----- RECORD LIST -----
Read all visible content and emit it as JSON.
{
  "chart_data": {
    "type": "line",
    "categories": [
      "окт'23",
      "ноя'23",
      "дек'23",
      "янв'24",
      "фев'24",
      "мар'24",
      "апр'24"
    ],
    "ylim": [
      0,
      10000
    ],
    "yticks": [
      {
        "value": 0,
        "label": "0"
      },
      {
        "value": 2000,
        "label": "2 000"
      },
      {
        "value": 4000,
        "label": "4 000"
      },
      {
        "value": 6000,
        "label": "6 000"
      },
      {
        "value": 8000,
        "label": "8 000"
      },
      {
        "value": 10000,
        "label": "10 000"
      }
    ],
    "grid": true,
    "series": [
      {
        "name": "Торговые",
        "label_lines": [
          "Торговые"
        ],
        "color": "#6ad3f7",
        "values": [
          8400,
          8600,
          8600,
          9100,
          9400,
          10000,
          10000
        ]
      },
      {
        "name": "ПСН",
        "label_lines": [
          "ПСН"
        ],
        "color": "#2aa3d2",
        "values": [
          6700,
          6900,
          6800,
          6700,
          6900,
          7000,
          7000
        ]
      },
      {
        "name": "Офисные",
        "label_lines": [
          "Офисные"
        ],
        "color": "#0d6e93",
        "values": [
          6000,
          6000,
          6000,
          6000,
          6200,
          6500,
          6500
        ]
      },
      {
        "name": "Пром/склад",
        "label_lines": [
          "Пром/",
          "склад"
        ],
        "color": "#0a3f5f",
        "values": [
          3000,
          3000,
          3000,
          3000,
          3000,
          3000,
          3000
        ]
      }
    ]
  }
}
-----
* _WORK TO DO_
Scan the entries above for the word "color" and collect each line holding it.

* _EXERCISE ANSWER_
        "color": "#6ad3f7",
        "color": "#2aa3d2",
        "color": "#0d6e93",
        "color": "#0a3f5f",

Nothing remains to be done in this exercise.